-- start of ARTICLE --

But for many of the parents listening, I would guess and intuit that part of the answer here of course is that we have to do these things ourselves and model them and that’s the most powerful example we can give our kids. But I’m also curious, are there any things we can do as parents to help our children have a stronger framework for these things at an earlier age so that perhaps they don’t have as much to un-pattern and repattern when they’re adults? Are there any, whether it be like hands-on strategies we can use with them or mental frameworks we can help them build from a younger age than we’re learning them?

Michael: We live in a performance obsessed culture. It’s a fixation with how well we perform and it’s seeped into our work, our school, our parenting, youth sports, social media, you know, and it’s having an exponential impact on the quality of our lives. When we think about parenting in this frame is that if we can just about do anything to decrease our attention to the performance abilities of the person. And so if we’re obsessed with living relative to how well we’re performing in work or whatever, they’re just going to pick that up. So there’s no chance. So if you’re obsessed with performance, you stand very little chance and at best you’ll be a hypocrite.

-- end of ARTICLE --

WHAT TO WORK ON
(a) According to Michael in the discussion, what areas has the fixation with performance seeped into? List all of them.
(b) Write out the rows from their first line through the line containing "certificate-item: - Chứng chỉ tin", including both of those lines.
The discussion and the rows come from different sources.

-- start of DATA LISTING --

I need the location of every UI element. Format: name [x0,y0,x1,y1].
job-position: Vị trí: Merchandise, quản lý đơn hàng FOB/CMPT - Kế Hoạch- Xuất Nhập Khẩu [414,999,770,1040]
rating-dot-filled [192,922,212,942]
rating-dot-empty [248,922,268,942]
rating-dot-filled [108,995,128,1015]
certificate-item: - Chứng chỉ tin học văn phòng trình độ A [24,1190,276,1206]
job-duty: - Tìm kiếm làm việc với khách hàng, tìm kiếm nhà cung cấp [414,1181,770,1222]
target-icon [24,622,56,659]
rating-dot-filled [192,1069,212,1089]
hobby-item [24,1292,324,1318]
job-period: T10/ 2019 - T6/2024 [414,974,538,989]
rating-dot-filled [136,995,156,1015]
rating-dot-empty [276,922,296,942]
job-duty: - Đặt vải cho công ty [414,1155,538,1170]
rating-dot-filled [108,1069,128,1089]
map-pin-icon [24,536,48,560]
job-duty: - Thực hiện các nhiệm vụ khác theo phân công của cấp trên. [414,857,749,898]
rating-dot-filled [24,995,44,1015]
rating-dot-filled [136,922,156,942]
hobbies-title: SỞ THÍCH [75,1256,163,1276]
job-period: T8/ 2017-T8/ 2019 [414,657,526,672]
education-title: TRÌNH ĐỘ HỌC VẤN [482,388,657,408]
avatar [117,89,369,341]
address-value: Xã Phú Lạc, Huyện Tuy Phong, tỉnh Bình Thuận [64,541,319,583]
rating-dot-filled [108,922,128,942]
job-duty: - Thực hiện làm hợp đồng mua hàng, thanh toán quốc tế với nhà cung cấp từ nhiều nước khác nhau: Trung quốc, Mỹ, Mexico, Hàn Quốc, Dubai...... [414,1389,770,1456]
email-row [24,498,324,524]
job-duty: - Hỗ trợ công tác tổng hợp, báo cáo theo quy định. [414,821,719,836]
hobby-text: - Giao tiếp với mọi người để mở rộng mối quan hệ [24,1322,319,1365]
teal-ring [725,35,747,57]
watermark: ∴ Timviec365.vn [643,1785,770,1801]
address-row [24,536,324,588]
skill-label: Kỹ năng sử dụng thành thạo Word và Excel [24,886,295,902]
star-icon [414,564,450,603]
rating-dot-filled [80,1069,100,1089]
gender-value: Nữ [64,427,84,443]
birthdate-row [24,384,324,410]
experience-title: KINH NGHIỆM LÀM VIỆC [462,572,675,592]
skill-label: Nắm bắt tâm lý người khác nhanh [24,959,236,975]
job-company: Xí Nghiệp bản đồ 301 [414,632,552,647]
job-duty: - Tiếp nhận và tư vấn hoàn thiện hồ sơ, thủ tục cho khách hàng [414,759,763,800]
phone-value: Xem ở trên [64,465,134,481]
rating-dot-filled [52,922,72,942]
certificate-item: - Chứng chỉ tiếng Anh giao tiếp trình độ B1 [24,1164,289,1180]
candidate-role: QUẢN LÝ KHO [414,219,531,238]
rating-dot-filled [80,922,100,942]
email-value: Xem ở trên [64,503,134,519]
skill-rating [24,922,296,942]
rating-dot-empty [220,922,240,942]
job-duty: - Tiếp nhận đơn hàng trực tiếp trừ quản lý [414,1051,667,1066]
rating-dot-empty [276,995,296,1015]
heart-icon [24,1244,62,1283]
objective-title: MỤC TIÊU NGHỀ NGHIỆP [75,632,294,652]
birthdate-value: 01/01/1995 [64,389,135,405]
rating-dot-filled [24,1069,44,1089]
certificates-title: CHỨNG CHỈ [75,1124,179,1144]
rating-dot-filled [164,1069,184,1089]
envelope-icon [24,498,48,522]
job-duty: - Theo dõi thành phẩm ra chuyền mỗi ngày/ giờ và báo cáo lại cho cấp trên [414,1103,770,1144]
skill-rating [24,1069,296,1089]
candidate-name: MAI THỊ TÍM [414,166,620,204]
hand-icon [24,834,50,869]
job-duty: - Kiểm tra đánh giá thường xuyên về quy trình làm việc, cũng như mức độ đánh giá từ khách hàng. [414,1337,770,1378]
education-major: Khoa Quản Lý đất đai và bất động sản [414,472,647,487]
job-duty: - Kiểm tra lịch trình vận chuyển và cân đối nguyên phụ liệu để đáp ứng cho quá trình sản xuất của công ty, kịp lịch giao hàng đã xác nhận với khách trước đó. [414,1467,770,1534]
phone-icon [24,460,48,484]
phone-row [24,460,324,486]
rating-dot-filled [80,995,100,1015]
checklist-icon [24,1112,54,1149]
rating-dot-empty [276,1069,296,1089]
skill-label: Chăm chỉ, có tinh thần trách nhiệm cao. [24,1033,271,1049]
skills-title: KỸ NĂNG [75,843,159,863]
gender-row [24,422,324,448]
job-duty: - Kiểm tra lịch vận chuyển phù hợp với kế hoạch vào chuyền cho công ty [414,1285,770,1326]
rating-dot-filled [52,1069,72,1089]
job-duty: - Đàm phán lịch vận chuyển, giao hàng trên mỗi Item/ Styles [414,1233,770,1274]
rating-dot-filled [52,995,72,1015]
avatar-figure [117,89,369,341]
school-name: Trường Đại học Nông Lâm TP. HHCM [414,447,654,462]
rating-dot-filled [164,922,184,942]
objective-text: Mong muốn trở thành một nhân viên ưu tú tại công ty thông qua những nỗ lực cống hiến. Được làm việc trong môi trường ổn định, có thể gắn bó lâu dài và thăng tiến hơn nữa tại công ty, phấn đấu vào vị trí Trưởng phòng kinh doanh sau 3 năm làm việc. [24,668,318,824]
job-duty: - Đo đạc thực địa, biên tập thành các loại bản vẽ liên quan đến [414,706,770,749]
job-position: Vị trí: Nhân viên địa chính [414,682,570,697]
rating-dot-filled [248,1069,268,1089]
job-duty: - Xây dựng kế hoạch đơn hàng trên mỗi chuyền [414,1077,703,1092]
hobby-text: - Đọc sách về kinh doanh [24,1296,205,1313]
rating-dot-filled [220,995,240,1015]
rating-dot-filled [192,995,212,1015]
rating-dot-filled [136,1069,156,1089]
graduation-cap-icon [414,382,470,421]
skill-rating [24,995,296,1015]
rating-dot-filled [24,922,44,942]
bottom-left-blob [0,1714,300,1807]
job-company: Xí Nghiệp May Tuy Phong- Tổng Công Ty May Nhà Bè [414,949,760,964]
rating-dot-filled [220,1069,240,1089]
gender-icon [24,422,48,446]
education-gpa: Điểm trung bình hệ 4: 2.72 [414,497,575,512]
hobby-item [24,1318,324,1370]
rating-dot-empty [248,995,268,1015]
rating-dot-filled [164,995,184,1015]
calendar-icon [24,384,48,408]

-- end of DATA LISTING --

RESPONSE LIST
(a) Our work, our school, our parenting, youth sports, and social media.

(b)
I need the location of every UI element. Format: name [x0,y0,x1,y1].
job-position: Vị trí: Merchandise, quản lý đơn hàng FOB/CMPT - Kế Hoạch- Xuất Nhập Khẩu [414,999,770,1040]
rating-dot-filled [192,922,212,942]
rating-dot-empty [248,922,268,942]
rating-dot-filled [108,995,128,1015]
certificate-item: - Chứng chỉ tin học văn phòng trình độ A [24,1190,276,1206]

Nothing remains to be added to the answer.